Task.
Every line with the word "Applicants" in it should be extracted from the data that follows.

Source material.
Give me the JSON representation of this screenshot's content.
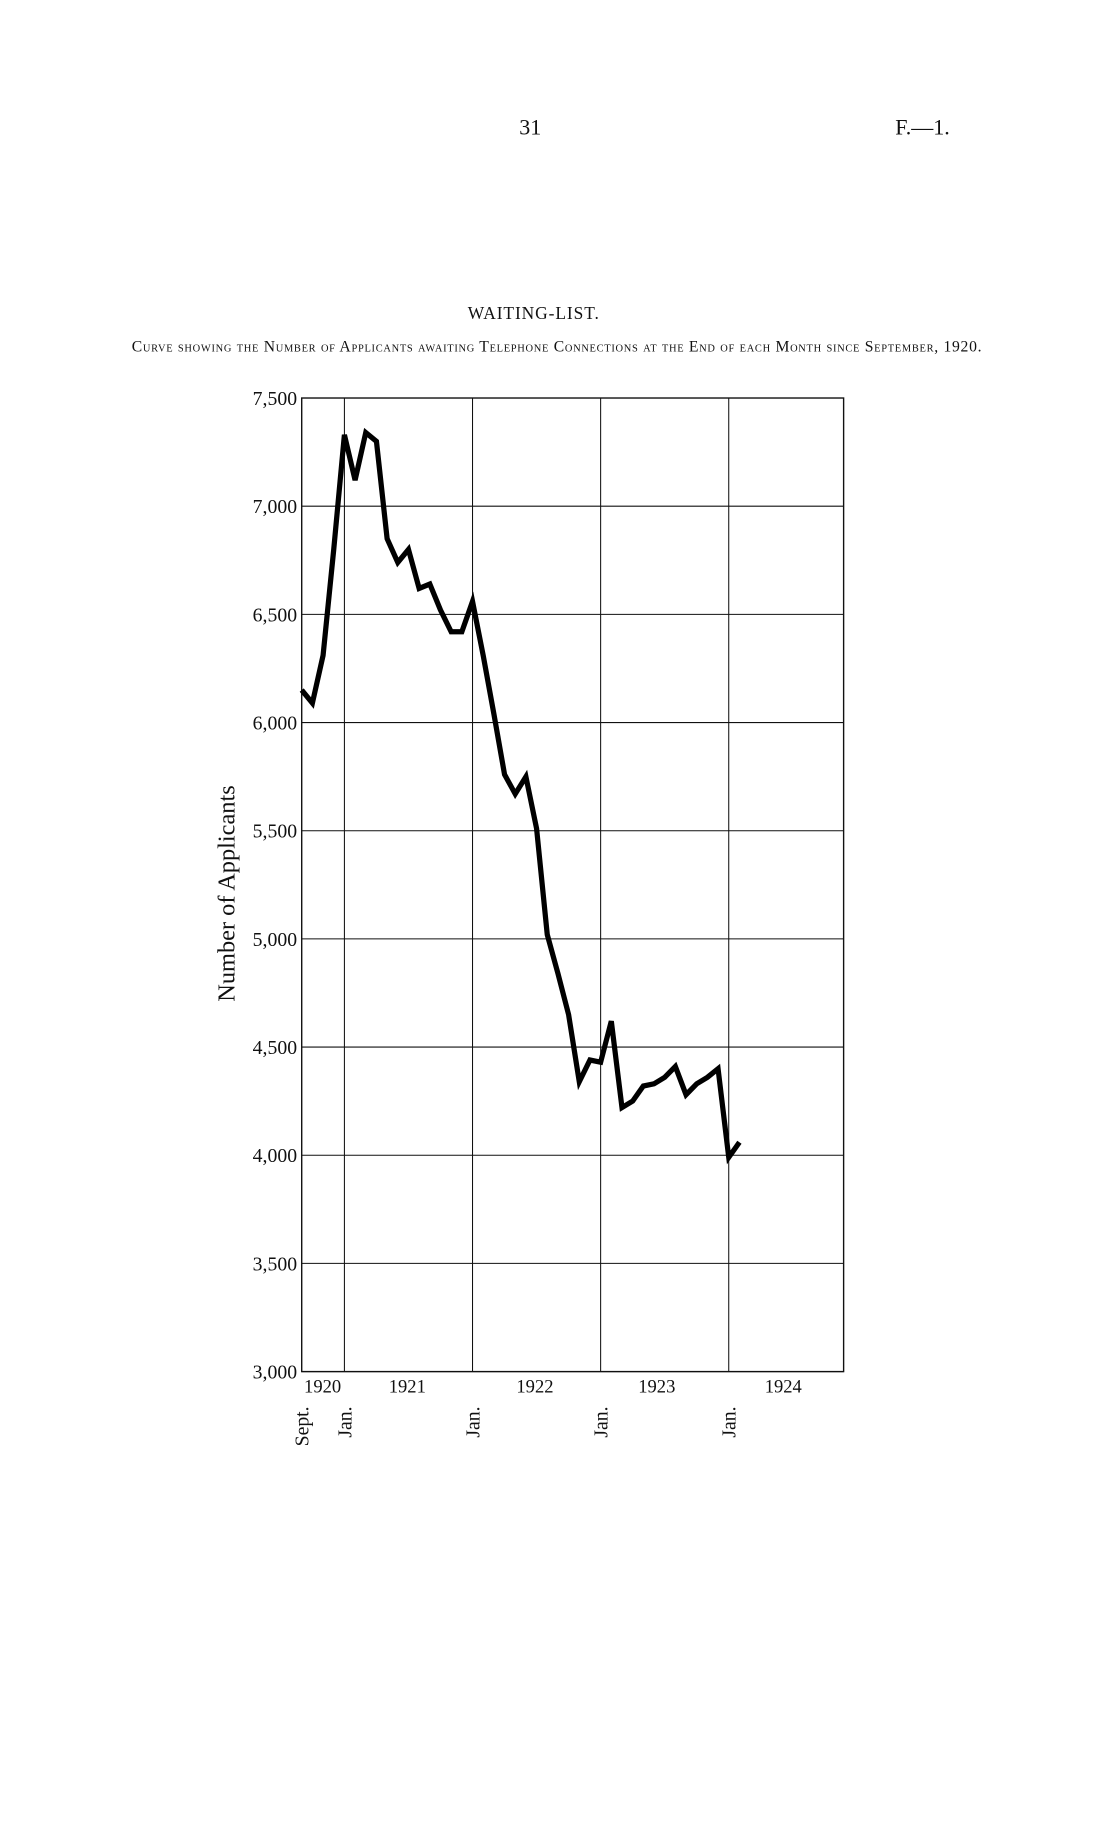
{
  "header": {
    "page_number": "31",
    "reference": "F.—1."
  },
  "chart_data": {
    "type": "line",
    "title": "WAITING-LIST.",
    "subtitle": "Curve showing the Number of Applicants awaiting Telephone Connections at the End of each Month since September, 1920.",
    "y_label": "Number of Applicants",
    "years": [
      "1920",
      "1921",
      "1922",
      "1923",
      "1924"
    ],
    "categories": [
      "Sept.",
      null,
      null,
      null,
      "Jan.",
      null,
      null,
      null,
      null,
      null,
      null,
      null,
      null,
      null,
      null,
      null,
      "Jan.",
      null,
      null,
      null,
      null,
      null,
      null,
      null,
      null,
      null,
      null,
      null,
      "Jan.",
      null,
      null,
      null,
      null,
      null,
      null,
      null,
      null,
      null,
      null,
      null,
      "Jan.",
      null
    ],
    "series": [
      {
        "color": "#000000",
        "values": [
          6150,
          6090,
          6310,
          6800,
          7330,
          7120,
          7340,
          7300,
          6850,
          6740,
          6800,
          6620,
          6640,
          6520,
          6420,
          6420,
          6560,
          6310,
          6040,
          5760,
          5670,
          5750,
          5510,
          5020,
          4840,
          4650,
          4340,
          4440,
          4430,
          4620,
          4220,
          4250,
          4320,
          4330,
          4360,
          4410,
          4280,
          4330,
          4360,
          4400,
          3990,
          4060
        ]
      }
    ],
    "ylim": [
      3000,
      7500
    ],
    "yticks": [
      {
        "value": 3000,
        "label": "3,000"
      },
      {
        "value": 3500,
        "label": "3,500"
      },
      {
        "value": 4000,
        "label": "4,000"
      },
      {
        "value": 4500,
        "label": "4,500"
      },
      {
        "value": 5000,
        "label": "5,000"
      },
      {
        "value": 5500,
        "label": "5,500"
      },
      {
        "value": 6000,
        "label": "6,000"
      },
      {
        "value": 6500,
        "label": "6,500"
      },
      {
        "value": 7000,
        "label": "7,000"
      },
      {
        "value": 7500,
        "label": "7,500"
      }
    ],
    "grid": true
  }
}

Solution.
    "subtitle": "Curve showing the Number of Applicants awaiting Telephone Connections at the End of each Month since September, 1920.",
    "y_label": "Number of Applicants",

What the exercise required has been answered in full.